--- START Record extracts ---
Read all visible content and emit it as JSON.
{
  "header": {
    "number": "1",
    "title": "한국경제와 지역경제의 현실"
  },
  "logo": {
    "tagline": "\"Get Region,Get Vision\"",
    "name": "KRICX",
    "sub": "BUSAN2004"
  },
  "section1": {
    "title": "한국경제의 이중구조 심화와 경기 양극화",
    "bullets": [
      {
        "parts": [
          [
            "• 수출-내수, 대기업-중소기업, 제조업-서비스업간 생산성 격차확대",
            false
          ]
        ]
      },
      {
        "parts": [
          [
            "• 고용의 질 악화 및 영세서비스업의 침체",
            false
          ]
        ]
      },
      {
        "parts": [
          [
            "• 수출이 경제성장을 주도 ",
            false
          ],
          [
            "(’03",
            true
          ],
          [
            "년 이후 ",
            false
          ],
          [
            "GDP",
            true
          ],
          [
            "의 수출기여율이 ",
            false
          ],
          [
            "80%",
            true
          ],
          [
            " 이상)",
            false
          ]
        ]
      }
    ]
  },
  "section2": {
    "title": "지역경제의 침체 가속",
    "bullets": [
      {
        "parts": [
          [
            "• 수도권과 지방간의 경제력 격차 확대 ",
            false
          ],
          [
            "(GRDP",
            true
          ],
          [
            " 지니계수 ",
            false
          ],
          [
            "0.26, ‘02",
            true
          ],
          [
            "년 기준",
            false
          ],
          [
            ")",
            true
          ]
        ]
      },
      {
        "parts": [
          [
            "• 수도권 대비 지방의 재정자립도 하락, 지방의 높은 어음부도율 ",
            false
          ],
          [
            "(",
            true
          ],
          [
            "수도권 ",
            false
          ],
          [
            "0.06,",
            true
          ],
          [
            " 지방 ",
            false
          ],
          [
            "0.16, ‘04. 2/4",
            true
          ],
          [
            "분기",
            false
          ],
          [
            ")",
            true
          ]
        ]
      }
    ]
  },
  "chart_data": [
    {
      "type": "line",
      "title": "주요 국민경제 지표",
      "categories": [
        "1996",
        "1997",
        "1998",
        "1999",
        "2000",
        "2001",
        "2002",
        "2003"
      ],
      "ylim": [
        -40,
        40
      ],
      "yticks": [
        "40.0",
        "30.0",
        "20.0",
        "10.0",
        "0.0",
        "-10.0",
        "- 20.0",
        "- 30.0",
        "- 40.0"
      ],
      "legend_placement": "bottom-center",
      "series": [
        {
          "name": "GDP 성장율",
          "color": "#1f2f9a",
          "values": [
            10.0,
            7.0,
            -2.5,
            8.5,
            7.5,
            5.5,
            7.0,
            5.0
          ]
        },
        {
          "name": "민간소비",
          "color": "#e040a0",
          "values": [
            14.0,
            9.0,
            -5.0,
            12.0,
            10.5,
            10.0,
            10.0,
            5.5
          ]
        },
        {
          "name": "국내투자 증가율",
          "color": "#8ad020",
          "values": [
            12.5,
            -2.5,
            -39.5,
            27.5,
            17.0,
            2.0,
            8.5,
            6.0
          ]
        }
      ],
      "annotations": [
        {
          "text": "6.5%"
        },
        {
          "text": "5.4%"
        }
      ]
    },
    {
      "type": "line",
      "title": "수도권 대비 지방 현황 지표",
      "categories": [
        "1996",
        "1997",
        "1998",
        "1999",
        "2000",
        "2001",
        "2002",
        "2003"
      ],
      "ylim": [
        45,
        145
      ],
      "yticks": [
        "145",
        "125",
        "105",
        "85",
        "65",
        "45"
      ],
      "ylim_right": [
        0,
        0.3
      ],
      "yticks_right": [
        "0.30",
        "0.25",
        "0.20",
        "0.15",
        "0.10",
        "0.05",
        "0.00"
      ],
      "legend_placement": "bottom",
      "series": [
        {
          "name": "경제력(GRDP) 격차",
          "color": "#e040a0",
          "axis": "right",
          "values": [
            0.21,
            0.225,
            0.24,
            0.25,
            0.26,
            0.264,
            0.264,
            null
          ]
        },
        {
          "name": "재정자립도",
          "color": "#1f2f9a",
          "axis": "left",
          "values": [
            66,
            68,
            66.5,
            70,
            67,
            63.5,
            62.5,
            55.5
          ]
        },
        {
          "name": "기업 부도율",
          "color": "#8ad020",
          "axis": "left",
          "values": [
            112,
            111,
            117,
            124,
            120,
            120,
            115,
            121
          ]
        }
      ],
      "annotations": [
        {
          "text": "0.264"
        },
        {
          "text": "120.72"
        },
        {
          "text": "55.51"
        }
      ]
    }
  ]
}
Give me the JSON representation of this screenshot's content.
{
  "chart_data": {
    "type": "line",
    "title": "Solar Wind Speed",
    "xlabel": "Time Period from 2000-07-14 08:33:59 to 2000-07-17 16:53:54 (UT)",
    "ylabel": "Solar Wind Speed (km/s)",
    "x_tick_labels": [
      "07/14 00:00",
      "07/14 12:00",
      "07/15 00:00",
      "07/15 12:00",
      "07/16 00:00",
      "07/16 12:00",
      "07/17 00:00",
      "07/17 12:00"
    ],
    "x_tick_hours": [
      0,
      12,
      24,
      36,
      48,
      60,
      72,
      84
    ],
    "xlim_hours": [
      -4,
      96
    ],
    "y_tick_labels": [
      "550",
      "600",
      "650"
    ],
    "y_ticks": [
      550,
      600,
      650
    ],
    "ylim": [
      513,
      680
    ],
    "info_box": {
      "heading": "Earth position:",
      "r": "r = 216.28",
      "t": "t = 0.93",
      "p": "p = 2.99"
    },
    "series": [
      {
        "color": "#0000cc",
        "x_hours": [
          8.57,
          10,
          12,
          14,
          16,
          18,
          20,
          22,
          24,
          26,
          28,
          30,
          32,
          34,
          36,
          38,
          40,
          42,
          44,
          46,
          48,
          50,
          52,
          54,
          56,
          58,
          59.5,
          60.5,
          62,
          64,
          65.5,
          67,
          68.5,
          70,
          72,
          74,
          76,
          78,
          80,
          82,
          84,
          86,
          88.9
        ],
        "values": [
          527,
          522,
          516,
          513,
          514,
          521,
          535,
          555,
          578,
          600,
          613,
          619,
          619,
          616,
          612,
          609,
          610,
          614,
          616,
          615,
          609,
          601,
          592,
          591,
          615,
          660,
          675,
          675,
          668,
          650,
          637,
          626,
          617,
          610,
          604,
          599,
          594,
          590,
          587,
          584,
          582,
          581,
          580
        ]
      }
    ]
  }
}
--- END Record extracts ---
Set task
Each entry above needs to be retyped exactly.

Correct output
Read all visible content and emit it as JSON.
{
  "header": {
    "number": "1",
    "title": "한국경제와 지역경제의 현실"
  },
  "logo": {
    "tagline": "\"Get Region,Get Vision\"",
    "name": "KRICX",
    "sub": "BUSAN2004"
  },
  "section1": {
    "title": "한국경제의 이중구조 심화와 경기 양극화",
    "bullets": [
      {
        "parts": [
          [
            "• 수출-내수, 대기업-중소기업, 제조업-서비스업간 생산성 격차확대",
            false
          ]
        ]
      },
      {
        "parts": [
          [
            "• 고용의 질 악화 및 영세서비스업의 침체",
            false
          ]
        ]
      },
      {
        "parts": [
          [
            "• 수출이 경제성장을 주도 ",
            false
          ],
          [
            "(’03",
            true
          ],
          [
            "년 이후 ",
            false
          ],
          [
            "GDP",
            true
          ],
          [
            "의 수출기여율이 ",
            false
          ],
          [
            "80%",
            true
          ],
          [
            " 이상)",
            false
          ]
        ]
      }
    ]
  },
  "section2": {
    "title": "지역경제의 침체 가속",
    "bullets": [
      {
        "parts": [
          [
            "• 수도권과 지방간의 경제력 격차 확대 ",
            false
          ],
          [
            "(GRDP",
            true
          ],
          [
            " 지니계수 ",
            false
          ],
          [
            "0.26, ‘02",
            true
          ],
          [
            "년 기준",
            false
          ],
          [
            ")",
            true
          ]
        ]
      },
      {
        "parts": [
          [
            "• 수도권 대비 지방의 재정자립도 하락, 지방의 높은 어음부도율 ",
            false
          ],
          [
            "(",
            true
          ],
          [
            "수도권 ",
            false
          ],
          [
            "0.06,",
            true
          ],
          [
            " 지방 ",
            false
          ],
          [
            "0.16, ‘04. 2/4",
            true
          ],
          [
            "분기",
            false
          ],
          [
            ")",
            true
          ]
        ]
      }
    ]
  },
  "chart_data": [
    {
      "type": "line",
      "title": "주요 국민경제 지표",
      "categories": [
        "1996",
        "1997",
        "1998",
        "1999",
        "2000",
        "2001",
        "2002",
        "2003"
      ],
      "ylim": [
        -40,
        40
      ],
      "yticks": [
        "40.0",
        "30.0",
        "20.0",
        "10.0",
        "0.0",
        "-10.0",
        "- 20.0",
        "- 30.0",
        "- 40.0"
      ],
      "legend_placement": "bottom-center",
      "series": [
        {
          "name": "GDP 성장율",
          "color": "#1f2f9a",
          "values": [
            10.0,
            7.0,
            -2.5,
            8.5,
            7.5,
            5.5,
            7.0,
            5.0
          ]
        },
        {
          "name": "민간소비",
          "color": "#e040a0",
          "values": [
            14.0,
            9.0,
            -5.0,
            12.0,
            10.5,
            10.0,
            10.0,
            5.5
          ]
        },
        {
          "name": "국내투자 증가율",
          "color": "#8ad020",
          "values": [
            12.5,
            -2.5,
            -39.5,
            27.5,
            17.0,
            2.0,
            8.5,
            6.0
          ]
        }
      ],
      "annotations": [
        {
          "text": "6.5%"
        },
        {
          "text": "5.4%"
        }
      ]
    },
    {
      "type": "line",
      "title": "수도권 대비 지방 현황 지표",
      "categories": [
        "1996",
        "1997",
        "1998",
        "1999",
        "2000",
        "2001",
        "2002",
        "2003"
      ],
      "ylim": [
        45,
        145
      ],
      "yticks": [
        "145",
        "125",
        "105",
        "85",
        "65",
        "45"
      ],
      "ylim_right": [
        0,
        0.3
      ],
      "yticks_right": [
        "0.30",
        "0.25",
        "0.20",
        "0.15",
        "0.10",
        "0.05",
        "0.00"
      ],
      "legend_placement": "bottom",
      "series": [
        {
          "name": "경제력(GRDP) 격차",
          "color": "#e040a0",
          "axis": "right",
          "values": [
            0.21,
            0.225,
            0.24,
            0.25,
            0.26,
            0.264,
            0.264,
            null
          ]
        },
        {
          "name": "재정자립도",
          "color": "#1f2f9a",
          "axis": "left",
          "values": [
            66,
            68,
            66.5,
            70,
            67,
            63.5,
            62.5,
            55.5
          ]
        },
        {
          "name": "기업 부도율",
          "color": "#8ad020",
          "axis": "left",
          "values": [
            112,
            111,
            117,
            124,
            120,
            120,
            115,
            121
          ]
        }
      ],
      "annotations": [
        {
          "text": "0.264"
        },
        {
          "text": "120.72"
        },
        {
          "text": "55.51"
        }
      ]
    }
  ]
}
Give me the JSON representation of this screenshot's content.
{
  "chart_data": {
    "type": "line",
    "title": "Solar Wind Speed",
    "xlabel": "Time Period from 2000-07-14 08:33:59 to 2000-07-17 16:53:54 (UT)",
    "ylabel": "Solar Wind Speed (km/s)",
    "x_tick_labels": [
      "07/14 00:00",
      "07/14 12:00",
      "07/15 00:00",
      "07/15 12:00",
      "07/16 00:00",
      "07/16 12:00",
      "07/17 00:00",
      "07/17 12:00"
    ],
    "x_tick_hours": [
      0,
      12,
      24,
      36,
      48,
      60,
      72,
      84
    ],
    "xlim_hours": [
      -4,
      96
    ],
    "y_tick_labels": [
      "550",
      "600",
      "650"
    ],
    "y_ticks": [
      550,
      600,
      650
    ],
    "ylim": [
      513,
      680
    ],
    "info_box": {
      "heading": "Earth position:",
      "r": "r = 216.28",
      "t": "t = 0.93",
      "p": "p = 2.99"
    },
    "series": [
      {
        "color": "#0000cc",
        "x_hours": [
          8.57,
          10,
          12,
          14,
          16,
          18,
          20,
          22,
          24,
          26,
          28,
          30,
          32,
          34,
          36,
          38,
          40,
          42,
          44,
          46,
          48,
          50,
          52,
          54,
          56,
          58,
          59.5,
          60.5,
          62,
          64,
          65.5,
          67,
          68.5,
          70,
          72,
          74,
          76,
          78,
          80,
          82,
          84,
          86,
          88.9
        ],
        "values": [
          527,
          522,
          516,
          513,
          514,
          521,
          535,
          555,
          578,
          600,
          613,
          619,
          619,
          616,
          612,
          609,
          610,
          614,
          616,
          615,
          609,
          601,
          592,
          591,
          615,
          660,
          675,
          675,
          668,
          650,
          637,
          626,
          617,
          610,
          604,
          599,
          594,
          590,
          587,
          584,
          582,
          581,
          580
        ]
      }
    ]
  }
}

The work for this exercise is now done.